- _Task set_:
a: Decide whether each statement below agrees with the passage on character and hypocrisy. For each, answer yes or no and quote the exact words of the passage that settle it. (i) The passage identifies hypocrisy as the opposite of sound character. (ii) The passage says models of sound character do not exist at all. (iii) The passage says the media largely overlooks people of sounder character.
b: Continue the passage on character and hypocrisy from its final sentence, keeping its argument and tone.

We have the capacity for humility, honesty and vulnerability as well as self-monitoring and self-discipline.  But these are not traits of humanity that insist upon their existence in the modern era within which survival and advancement according to modern criteria are based on an opposite set of values, priorities, attitudes and skill set.  To build characters worthy of honoring, we must resolve not to conform to the ways of modern culture and instead sink the roots of our lives resolutely in the soil of deeper concerns, values and priorities than those to which our modern culture subscribes — and develop attitudes and skills not promoted by our culture as survival skills.  We must cease to be dedicated to the preservation of the status quo – because the status quo is betraying our character and revealing us to be weak in our resolves about doing better.

The opposite of sound character is hypocrisy.  Models of social success based on hypocrisy abound around us.  Models of sound character valued at any cost are not necessarily non-existent but they are largely buried in fiction and considered fanciful and impractical or are buried beneath the hype by which hypocrisy is sensationalized and promoted as the more reliable route to fame and fortune.  Messages about the value of sound character are lost amid the media’s glamorizing of hypocrites who sell their souls to gain the world’s acclaim, show off their wealth and regale in their social status. The media amplifies self-promoting blowhards and windbags while largely overlooking their alternatives of sounder character.  There is no silence of the hams nor inclination of the media to refuse to serve them up to the public as a constant diet.  And the eagerness of the public to feed their minds according to the media’s dietary plan reflects a lack of sound character among the fragile public whose hearts fix upon false idols that glitter and may even be gold but are never God.

- _Entries from a collection_:
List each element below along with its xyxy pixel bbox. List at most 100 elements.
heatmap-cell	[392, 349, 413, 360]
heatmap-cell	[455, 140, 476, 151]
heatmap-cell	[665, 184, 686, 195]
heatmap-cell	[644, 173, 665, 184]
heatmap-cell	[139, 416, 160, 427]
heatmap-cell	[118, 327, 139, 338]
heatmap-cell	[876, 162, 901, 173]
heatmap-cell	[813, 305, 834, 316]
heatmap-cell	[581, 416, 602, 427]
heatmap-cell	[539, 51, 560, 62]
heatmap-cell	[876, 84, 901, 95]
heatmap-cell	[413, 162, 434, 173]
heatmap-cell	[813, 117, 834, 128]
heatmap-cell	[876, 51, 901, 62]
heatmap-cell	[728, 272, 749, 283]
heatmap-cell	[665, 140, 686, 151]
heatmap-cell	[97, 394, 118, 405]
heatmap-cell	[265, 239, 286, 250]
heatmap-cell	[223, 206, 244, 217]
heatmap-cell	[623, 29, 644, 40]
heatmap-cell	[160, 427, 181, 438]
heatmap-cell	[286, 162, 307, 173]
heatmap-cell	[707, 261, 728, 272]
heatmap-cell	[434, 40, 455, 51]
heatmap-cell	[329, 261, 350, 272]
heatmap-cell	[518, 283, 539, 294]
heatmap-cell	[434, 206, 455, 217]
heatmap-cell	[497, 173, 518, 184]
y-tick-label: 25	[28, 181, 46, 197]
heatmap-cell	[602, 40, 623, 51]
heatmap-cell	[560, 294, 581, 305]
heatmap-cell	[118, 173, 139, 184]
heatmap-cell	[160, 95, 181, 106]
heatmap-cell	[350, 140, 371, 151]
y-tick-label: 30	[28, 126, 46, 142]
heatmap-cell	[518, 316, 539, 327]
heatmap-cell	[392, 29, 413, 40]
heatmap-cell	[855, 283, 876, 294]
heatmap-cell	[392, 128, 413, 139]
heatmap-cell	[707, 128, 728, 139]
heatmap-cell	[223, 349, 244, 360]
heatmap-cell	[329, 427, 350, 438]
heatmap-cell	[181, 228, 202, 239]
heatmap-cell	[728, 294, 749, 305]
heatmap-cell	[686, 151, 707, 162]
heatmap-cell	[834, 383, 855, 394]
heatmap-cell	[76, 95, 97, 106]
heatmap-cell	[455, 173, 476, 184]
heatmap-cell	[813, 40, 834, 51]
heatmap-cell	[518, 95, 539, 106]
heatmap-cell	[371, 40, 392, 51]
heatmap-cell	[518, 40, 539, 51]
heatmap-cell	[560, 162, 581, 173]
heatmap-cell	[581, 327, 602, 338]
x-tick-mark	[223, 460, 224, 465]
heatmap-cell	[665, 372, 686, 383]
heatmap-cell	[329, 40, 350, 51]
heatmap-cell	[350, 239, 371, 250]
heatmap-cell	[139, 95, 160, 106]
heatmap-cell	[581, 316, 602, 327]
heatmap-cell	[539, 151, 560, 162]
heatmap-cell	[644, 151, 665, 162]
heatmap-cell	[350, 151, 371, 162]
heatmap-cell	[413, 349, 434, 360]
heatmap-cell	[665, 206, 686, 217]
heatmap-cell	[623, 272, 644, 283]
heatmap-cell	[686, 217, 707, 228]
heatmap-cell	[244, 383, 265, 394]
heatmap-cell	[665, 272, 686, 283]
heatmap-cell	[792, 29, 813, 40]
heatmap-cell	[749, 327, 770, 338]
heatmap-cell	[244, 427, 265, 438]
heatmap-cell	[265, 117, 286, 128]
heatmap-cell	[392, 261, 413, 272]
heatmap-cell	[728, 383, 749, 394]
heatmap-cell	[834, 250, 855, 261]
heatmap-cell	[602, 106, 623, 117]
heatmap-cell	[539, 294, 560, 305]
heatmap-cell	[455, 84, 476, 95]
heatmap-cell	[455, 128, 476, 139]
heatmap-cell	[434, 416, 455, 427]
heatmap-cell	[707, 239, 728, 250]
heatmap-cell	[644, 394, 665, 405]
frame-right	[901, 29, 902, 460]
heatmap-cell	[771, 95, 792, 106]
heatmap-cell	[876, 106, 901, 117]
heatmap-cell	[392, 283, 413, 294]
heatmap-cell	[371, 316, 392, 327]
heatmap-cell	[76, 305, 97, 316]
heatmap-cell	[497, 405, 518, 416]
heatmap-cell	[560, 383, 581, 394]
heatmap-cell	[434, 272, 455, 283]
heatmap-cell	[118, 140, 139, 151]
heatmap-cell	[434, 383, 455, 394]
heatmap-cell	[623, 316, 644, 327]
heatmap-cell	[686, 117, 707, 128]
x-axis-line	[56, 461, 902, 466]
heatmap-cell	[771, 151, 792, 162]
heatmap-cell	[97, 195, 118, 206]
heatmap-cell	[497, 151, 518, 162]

- _Responses_:
a:
(i) Yes: "The opposite of sound character is hypocrisy."
(ii) No: "Models of sound character valued at any cost are not necessarily non-existent"
(iii) Yes: "The media amplifies self-promoting blowhards and windbags while largely overlooking their alternatives of sounder character."

b:
When we have created public as well as private programs to promote sound character among ourselves and our children and immersed ourselves within them with utmost determination until we emerge transformed by a renewal of our hearts and minds, we will continue to suffer from racial discrimination and disharmony and all other forms of injustice.  Should we insist that others engage in character-transforming programs for as long as it takes to emerge transformed?  No, because going against a person’s free will is not likely to bring about deep and lasting change within that person.  Yet, we can develop such programs, ourselves voluntarily participate in them and simultaneously offer them to all who are willing to explore them.  If we do so, the fruits of such participation will be self-evident and the role models who emerge from these programs will cause skeptics to pay attention and bid them drift ever closer to participating themselves.

One day all hypocrisy (and its close cousins dishonesty and violence) will disappear from our national character because we have resolutely weeded it out from our individual characters one opportunity, one issue and one person at a time until the pattern of generalized character sustainability takes hold.  Just as a field of weeds springs from individual weed seeds so, too, does a field of honor, integrity, health, peace and goodwill among all peoples spring from individual seeds who decide to become one with and to express that crop throughout all relationships in their lives.  The miracle of such a social justice transformation beckons us to heed the vision Martin Luther King Jr. once held out to us.  He holds it out to us even now as we re-read his words and take them into our hearts at the depth from which they emerged from his.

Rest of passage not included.